- _Problem description_
Those lines of the following listing which contain the string "COVID" should be returned.

- _The records_
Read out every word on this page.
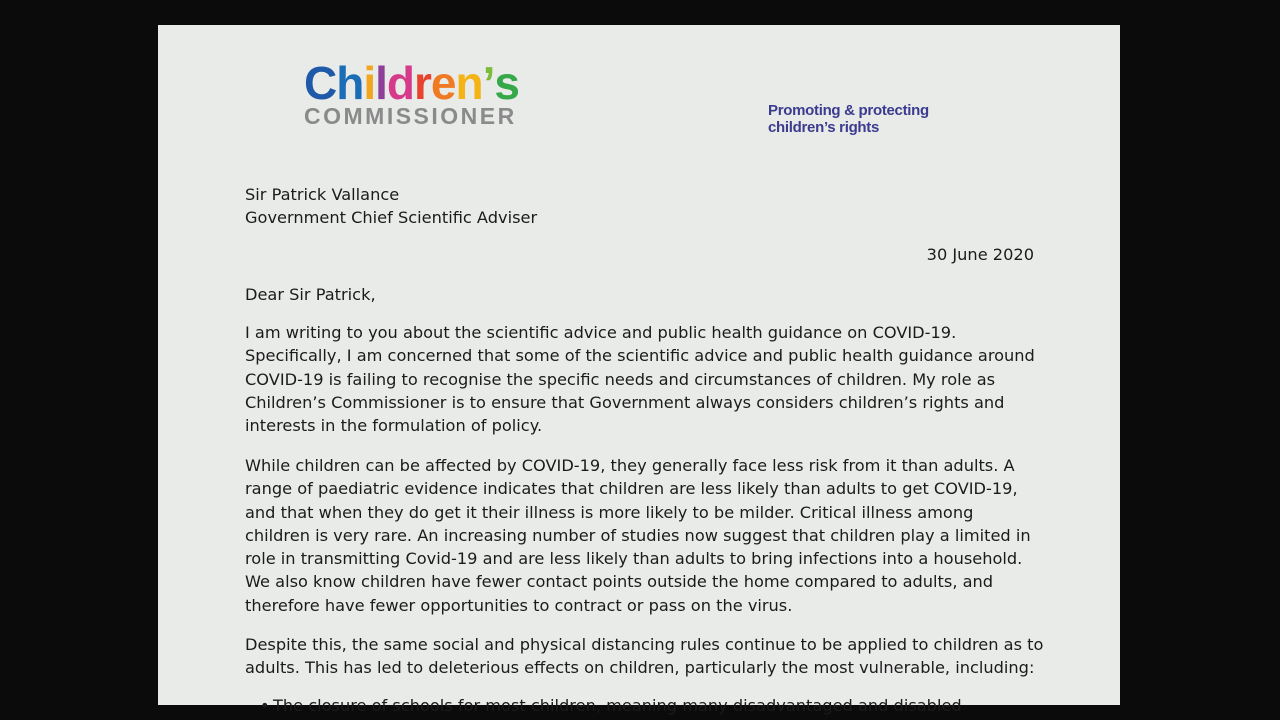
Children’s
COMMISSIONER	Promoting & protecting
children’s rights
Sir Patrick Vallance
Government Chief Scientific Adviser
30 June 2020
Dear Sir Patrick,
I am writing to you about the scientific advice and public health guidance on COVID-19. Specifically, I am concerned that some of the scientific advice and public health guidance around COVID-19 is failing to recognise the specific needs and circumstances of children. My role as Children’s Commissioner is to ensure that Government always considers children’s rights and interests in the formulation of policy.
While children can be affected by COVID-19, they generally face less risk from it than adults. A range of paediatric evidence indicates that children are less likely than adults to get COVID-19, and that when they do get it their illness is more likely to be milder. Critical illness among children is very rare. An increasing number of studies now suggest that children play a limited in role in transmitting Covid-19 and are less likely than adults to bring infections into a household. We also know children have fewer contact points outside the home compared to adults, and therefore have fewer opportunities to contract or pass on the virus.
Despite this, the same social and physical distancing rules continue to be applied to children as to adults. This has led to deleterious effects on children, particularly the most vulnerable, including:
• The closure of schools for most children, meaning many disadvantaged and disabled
---
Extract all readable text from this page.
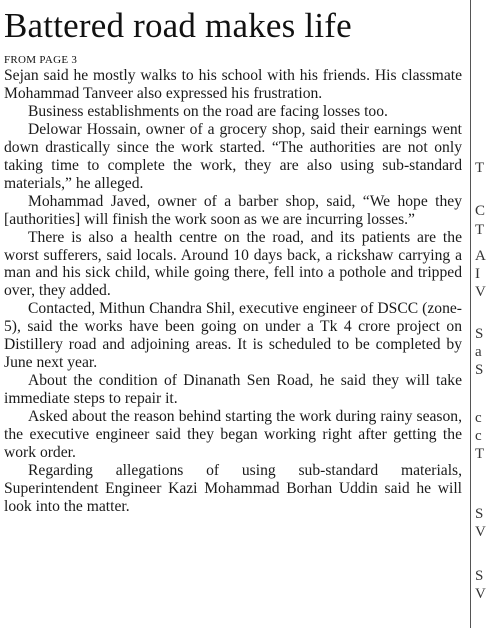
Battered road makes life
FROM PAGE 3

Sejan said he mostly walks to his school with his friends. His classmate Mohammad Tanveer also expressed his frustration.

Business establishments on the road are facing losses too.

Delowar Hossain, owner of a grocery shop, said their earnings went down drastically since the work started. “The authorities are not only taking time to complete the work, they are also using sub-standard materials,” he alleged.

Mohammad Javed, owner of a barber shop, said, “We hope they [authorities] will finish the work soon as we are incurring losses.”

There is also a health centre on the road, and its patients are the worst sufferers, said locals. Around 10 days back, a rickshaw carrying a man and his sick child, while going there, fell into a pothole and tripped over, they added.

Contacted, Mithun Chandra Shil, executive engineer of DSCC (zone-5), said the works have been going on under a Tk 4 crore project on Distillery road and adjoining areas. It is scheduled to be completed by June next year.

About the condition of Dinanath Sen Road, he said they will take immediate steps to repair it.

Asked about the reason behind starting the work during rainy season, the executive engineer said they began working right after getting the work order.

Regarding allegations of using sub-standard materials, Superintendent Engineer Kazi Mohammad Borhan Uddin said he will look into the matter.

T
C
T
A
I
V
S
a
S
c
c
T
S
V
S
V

- _Result below_
I am writing to you about the scientific advice and public health guidance on COVID-19. Specifically, I am concerned that some of the scientific advice and public health guidance around COVID-19 is failing to recognise the specific needs and circumstances of children. My role as Children’s Commissioner is to ensure that Government always considers children’s rights and interests in the formulation of policy.
While children can be affected by COVID-19, they generally face less risk from it than adults. A range of paediatric evidence indicates that children are less likely than adults to get COVID-19, and that when they do get it their illness is more likely to be milder. Critical illness among children is very rare. An increasing number of studies now suggest that children play a limited in role in transmitting Covid-19 and are less likely than adults to bring infections into a household. We also know children have fewer contact points outside the home compared to adults, and therefore have fewer opportunities to contract or pass on the virus.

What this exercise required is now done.